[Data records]
* Begin *
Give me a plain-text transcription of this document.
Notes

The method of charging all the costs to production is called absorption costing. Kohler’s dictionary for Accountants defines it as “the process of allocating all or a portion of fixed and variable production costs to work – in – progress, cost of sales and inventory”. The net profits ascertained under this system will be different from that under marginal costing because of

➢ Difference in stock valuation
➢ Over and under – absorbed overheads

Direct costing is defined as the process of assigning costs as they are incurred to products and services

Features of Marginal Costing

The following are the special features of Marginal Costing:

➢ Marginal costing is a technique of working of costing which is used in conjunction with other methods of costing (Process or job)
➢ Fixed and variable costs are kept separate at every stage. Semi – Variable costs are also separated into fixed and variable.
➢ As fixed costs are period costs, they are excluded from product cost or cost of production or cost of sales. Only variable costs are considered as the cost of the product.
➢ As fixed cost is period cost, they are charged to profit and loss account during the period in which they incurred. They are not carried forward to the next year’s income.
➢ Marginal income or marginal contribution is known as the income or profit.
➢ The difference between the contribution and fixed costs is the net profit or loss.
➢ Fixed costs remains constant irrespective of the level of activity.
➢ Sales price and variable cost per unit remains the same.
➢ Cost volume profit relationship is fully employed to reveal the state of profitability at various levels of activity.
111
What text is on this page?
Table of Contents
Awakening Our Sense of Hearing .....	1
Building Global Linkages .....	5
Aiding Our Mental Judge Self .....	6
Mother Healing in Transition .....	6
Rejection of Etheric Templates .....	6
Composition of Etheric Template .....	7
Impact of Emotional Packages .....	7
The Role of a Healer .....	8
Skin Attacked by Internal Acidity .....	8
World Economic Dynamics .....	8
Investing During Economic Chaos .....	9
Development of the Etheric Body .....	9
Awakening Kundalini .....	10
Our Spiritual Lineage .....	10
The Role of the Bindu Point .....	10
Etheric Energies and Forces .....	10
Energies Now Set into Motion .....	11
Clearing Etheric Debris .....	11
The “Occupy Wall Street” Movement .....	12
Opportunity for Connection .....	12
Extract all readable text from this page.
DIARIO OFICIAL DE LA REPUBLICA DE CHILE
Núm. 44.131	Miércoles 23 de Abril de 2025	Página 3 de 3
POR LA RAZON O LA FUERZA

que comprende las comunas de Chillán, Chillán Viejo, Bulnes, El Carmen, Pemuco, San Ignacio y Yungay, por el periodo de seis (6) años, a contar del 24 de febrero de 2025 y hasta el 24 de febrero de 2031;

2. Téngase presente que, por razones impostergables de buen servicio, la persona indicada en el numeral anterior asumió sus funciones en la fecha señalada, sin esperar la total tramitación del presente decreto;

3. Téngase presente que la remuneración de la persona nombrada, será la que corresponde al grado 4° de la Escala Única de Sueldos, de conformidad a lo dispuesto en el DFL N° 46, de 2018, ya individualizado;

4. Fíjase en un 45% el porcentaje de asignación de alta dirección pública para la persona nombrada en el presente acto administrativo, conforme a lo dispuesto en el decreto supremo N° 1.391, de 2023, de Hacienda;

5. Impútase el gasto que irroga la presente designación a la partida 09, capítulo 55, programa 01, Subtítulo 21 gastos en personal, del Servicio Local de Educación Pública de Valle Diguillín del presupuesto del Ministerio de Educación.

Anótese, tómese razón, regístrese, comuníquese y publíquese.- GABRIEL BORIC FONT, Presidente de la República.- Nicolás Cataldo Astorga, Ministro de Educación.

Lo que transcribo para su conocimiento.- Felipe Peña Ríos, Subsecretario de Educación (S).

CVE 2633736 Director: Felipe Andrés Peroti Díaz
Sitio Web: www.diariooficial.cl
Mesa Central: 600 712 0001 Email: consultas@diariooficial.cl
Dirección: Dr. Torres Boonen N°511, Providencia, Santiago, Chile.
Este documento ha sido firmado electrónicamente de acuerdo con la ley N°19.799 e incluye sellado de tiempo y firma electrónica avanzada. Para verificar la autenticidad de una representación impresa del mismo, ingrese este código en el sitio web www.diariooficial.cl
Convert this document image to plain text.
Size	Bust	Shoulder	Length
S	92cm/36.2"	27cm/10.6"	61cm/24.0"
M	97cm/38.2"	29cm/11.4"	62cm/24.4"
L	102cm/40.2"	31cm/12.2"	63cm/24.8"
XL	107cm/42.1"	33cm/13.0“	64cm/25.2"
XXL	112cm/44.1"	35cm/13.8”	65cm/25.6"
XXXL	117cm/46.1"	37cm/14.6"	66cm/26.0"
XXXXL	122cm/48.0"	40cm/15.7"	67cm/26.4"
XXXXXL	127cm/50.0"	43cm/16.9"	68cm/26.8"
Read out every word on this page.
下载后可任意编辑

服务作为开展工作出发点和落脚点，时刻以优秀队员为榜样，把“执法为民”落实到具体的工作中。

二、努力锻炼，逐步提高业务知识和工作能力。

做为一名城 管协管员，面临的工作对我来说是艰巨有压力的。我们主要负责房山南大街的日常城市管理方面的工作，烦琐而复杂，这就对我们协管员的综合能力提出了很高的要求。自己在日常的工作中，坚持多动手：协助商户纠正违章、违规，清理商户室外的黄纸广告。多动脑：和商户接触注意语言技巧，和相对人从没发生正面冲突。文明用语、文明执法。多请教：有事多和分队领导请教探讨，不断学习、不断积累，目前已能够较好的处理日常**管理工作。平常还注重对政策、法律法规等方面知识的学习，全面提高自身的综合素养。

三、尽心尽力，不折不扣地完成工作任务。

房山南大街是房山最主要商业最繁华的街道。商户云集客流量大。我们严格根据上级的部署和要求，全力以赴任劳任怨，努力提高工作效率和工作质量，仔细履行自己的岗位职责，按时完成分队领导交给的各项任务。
* End *
What you are asked to do:
Print the records above exactly as they appear.

Final result:
Give me a plain-text transcription of this document.
Notes

The method of charging all the costs to production is called absorption costing. Kohler’s dictionary for Accountants defines it as “the process of allocating all or a portion of fixed and variable production costs to work – in – progress, cost of sales and inventory”. The net profits ascertained under this system will be different from that under marginal costing because of

➢ Difference in stock valuation
➢ Over and under – absorbed overheads

Direct costing is defined as the process of assigning costs as they are incurred to products and services

Features of Marginal Costing

The following are the special features of Marginal Costing:

➢ Marginal costing is a technique of working of costing which is used in conjunction with other methods of costing (Process or job)
➢ Fixed and variable costs are kept separate at every stage. Semi – Variable costs are also separated into fixed and variable.
➢ As fixed costs are period costs, they are excluded from product cost or cost of production or cost of sales. Only variable costs are considered as the cost of the product.
➢ As fixed cost is period cost, they are charged to profit and loss account during the period in which they incurred. They are not carried forward to the next year’s income.
➢ Marginal income or marginal contribution is known as the income or profit.
➢ The difference between the contribution and fixed costs is the net profit or loss.
➢ Fixed costs remains constant irrespective of the level of activity.
➢ Sales price and variable cost per unit remains the same.
➢ Cost volume profit relationship is fully employed to reveal the state of profitability at various levels of activity.
111
What text is on this page?
Table of Contents
Awakening Our Sense of Hearing .....	1
Building Global Linkages .....	5
Aiding Our Mental Judge Self .....	6
Mother Healing in Transition .....	6
Rejection of Etheric Templates .....	6
Composition of Etheric Template .....	7
Impact of Emotional Packages .....	7
The Role of a Healer .....	8
Skin Attacked by Internal Acidity .....	8
World Economic Dynamics .....	8
Investing During Economic Chaos .....	9
Development of the Etheric Body .....	9
Awakening Kundalini .....	10
Our Spiritual Lineage .....	10
The Role of the Bindu Point .....	10
Etheric Energies and Forces .....	10
Energies Now Set into Motion .....	11
Clearing Etheric Debris .....	11
The “Occupy Wall Street” Movement .....	12
Opportunity for Connection .....	12
Extract all readable text from this page.
DIARIO OFICIAL DE LA REPUBLICA DE CHILE
Núm. 44.131	Miércoles 23 de Abril de 2025	Página 3 de 3
POR LA RAZON O LA FUERZA

que comprende las comunas de Chillán, Chillán Viejo, Bulnes, El Carmen, Pemuco, San Ignacio y Yungay, por el periodo de seis (6) años, a contar del 24 de febrero de 2025 y hasta el 24 de febrero de 2031;

2. Téngase presente que, por razones impostergables de buen servicio, la persona indicada en el numeral anterior asumió sus funciones en la fecha señalada, sin esperar la total tramitación del presente decreto;

3. Téngase presente que la remuneración de la persona nombrada, será la que corresponde al grado 4° de la Escala Única de Sueldos, de conformidad a lo dispuesto en el DFL N° 46, de 2018, ya individualizado;

4. Fíjase en un 45% el porcentaje de asignación de alta dirección pública para la persona nombrada en el presente acto administrativo, conforme a lo dispuesto en el decreto supremo N° 1.391, de 2023, de Hacienda;

5. Impútase el gasto que irroga la presente designación a la partida 09, capítulo 55, programa 01, Subtítulo 21 gastos en personal, del Servicio Local de Educación Pública de Valle Diguillín del presupuesto del Ministerio de Educación.

Anótese, tómese razón, regístrese, comuníquese y publíquese.- GABRIEL BORIC FONT, Presidente de la República.- Nicolás Cataldo Astorga, Ministro de Educación.

Lo que transcribo para su conocimiento.- Felipe Peña Ríos, Subsecretario de Educación (S).

CVE 2633736 Director: Felipe Andrés Peroti Díaz
Sitio Web: www.diariooficial.cl
Mesa Central: 600 712 0001 Email: consultas@diariooficial.cl
Dirección: Dr. Torres Boonen N°511, Providencia, Santiago, Chile.
Este documento ha sido firmado electrónicamente de acuerdo con la ley N°19.799 e incluye sellado de tiempo y firma electrónica avanzada. Para verificar la autenticidad de una representación impresa del mismo, ingrese este código en el sitio web www.diariooficial.cl
Convert this document image to plain text.
Size	Bust	Shoulder	Length
S	92cm/36.2"	27cm/10.6"	61cm/24.0"
M	97cm/38.2"	29cm/11.4"	62cm/24.4"
L	102cm/40.2"	31cm/12.2"	63cm/24.8"
XL	107cm/42.1"	33cm/13.0“	64cm/25.2"
XXL	112cm/44.1"	35cm/13.8”	65cm/25.6"
XXXL	117cm/46.1"	37cm/14.6"	66cm/26.0"
XXXXL	122cm/48.0"	40cm/15.7"	67cm/26.4"
XXXXXL	127cm/50.0"	43cm/16.9"	68cm/26.8"
Read out every word on this page.
下载后可任意编辑

服务作为开展工作出发点和落脚点，时刻以优秀队员为榜样，把“执法为民”落实到具体的工作中。

二、努力锻炼，逐步提高业务知识和工作能力。

做为一名城 管协管员，面临的工作对我来说是艰巨有压力的。我们主要负责房山南大街的日常城市管理方面的工作，烦琐而复杂，这就对我们协管员的综合能力提出了很高的要求。自己在日常的工作中，坚持多动手：协助商户纠正违章、违规，清理商户室外的黄纸广告。多动脑：和商户接触注意语言技巧，和相对人从没发生正面冲突。文明用语、文明执法。多请教：有事多和分队领导请教探讨，不断学习、不断积累，目前已能够较好的处理日常**管理工作。平常还注重对政策、法律法规等方面知识的学习，全面提高自身的综合素养。

三、尽心尽力，不折不扣地完成工作任务。

房山南大街是房山最主要商业最繁华的街道。商户云集客流量大。我们严格根据上级的部署和要求，全力以赴任劳任怨，努力提高工作效率和工作质量，仔细履行自己的岗位职责，按时完成分队领导交给的各项任务。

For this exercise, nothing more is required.